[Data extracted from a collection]

────

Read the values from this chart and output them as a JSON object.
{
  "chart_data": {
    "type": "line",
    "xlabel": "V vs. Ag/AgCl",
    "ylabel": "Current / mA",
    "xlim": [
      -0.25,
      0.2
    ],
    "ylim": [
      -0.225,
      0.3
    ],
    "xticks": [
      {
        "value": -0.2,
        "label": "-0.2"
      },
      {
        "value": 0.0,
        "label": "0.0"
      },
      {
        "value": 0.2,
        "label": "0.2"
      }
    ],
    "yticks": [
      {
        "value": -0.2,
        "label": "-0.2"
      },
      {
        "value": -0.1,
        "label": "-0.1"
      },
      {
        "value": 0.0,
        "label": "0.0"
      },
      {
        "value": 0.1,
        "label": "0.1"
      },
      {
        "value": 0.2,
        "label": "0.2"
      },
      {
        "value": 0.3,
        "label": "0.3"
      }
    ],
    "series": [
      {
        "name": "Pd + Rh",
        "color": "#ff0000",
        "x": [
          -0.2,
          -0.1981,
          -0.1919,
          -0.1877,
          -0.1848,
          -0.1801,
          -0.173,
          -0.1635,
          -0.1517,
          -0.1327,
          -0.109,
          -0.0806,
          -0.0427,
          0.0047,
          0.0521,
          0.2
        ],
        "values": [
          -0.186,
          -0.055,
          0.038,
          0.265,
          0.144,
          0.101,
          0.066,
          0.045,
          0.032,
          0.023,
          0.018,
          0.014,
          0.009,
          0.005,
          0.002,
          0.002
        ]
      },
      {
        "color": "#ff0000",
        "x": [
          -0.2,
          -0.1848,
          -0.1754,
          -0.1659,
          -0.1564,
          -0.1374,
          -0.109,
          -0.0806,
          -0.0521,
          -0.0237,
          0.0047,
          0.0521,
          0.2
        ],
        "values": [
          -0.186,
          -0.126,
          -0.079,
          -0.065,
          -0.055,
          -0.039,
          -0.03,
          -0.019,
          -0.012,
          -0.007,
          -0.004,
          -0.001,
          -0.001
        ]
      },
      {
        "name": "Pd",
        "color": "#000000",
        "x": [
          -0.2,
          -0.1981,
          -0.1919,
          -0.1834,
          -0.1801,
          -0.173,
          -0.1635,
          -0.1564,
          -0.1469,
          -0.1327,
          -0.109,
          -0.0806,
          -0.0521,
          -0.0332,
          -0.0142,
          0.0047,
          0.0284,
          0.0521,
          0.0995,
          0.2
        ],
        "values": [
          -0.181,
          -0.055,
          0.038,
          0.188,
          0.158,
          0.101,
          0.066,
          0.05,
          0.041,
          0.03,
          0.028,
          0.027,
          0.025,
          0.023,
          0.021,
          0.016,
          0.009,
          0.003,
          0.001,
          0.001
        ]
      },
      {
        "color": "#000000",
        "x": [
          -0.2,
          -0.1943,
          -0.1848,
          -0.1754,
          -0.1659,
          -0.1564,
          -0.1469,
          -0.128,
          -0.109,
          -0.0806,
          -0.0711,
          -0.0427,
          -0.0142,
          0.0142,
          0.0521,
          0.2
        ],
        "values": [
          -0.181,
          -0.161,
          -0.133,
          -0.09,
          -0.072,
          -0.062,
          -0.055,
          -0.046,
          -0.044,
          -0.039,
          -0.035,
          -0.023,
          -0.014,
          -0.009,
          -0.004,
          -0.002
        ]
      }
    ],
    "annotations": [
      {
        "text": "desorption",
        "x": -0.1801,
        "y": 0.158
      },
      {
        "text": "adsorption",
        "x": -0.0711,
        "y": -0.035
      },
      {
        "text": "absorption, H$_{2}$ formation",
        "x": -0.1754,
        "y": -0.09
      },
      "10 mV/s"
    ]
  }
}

────

Write the entire listing out again, word for word.

Result below:
Read the values from this chart and output them as a JSON object.
{
  "chart_data": {
    "type": "line",
    "xlabel": "V vs. Ag/AgCl",
    "ylabel": "Current / mA",
    "xlim": [
      -0.25,
      0.2
    ],
    "ylim": [
      -0.225,
      0.3
    ],
    "xticks": [
      {
        "value": -0.2,
        "label": "-0.2"
      },
      {
        "value": 0.0,
        "label": "0.0"
      },
      {
        "value": 0.2,
        "label": "0.2"
      }
    ],
    "yticks": [
      {
        "value": -0.2,
        "label": "-0.2"
      },
      {
        "value": -0.1,
        "label": "-0.1"
      },
      {
        "value": 0.0,
        "label": "0.0"
      },
      {
        "value": 0.1,
        "label": "0.1"
      },
      {
        "value": 0.2,
        "label": "0.2"
      },
      {
        "value": 0.3,
        "label": "0.3"
      }
    ],
    "series": [
      {
        "name": "Pd + Rh",
        "color": "#ff0000",
        "x": [
          -0.2,
          -0.1981,
          -0.1919,
          -0.1877,
          -0.1848,
          -0.1801,
          -0.173,
          -0.1635,
          -0.1517,
          -0.1327,
          -0.109,
          -0.0806,
          -0.0427,
          0.0047,
          0.0521,
          0.2
        ],
        "values": [
          -0.186,
          -0.055,
          0.038,
          0.265,
          0.144,
          0.101,
          0.066,
          0.045,
          0.032,
          0.023,
          0.018,
          0.014,
          0.009,
          0.005,
          0.002,
          0.002
        ]
      },
      {
        "color": "#ff0000",
        "x": [
          -0.2,
          -0.1848,
          -0.1754,
          -0.1659,
          -0.1564,
          -0.1374,
          -0.109,
          -0.0806,
          -0.0521,
          -0.0237,
          0.0047,
          0.0521,
          0.2
        ],
        "values": [
          -0.186,
          -0.126,
          -0.079,
          -0.065,
          -0.055,
          -0.039,
          -0.03,
          -0.019,
          -0.012,
          -0.007,
          -0.004,
          -0.001,
          -0.001
        ]
      },
      {
        "name": "Pd",
        "color": "#000000",
        "x": [
          -0.2,
          -0.1981,
          -0.1919,
          -0.1834,
          -0.1801,
          -0.173,
          -0.1635,
          -0.1564,
          -0.1469,
          -0.1327,
          -0.109,
          -0.0806,
          -0.0521,
          -0.0332,
          -0.0142,
          0.0047,
          0.0284,
          0.0521,
          0.0995,
          0.2
        ],
        "values": [
          -0.181,
          -0.055,
          0.038,
          0.188,
          0.158,
          0.101,
          0.066,
          0.05,
          0.041,
          0.03,
          0.028,
          0.027,
          0.025,
          0.023,
          0.021,
          0.016,
          0.009,
          0.003,
          0.001,
          0.001
        ]
      },
      {
        "color": "#000000",
        "x": [
          -0.2,
          -0.1943,
          -0.1848,
          -0.1754,
          -0.1659,
          -0.1564,
          -0.1469,
          -0.128,
          -0.109,
          -0.0806,
          -0.0711,
          -0.0427,
          -0.0142,
          0.0142,
          0.0521,
          0.2
        ],
        "values": [
          -0.181,
          -0.161,
          -0.133,
          -0.09,
          -0.072,
          -0.062,
          -0.055,
          -0.046,
          -0.044,
          -0.039,
          -0.035,
          -0.023,
          -0.014,
          -0.009,
          -0.004,
          -0.002
        ]
      }
    ],
    "annotations": [
      {
        "text": "desorption",
        "x": -0.1801,
        "y": 0.158
      },
      {
        "text": "adsorption",
        "x": -0.0711,
        "y": -0.035
      },
      {
        "text": "absorption, H$_{2}$ formation",
        "x": -0.1754,
        "y": -0.09
      },
      "10 mV/s"
    ]
  }
}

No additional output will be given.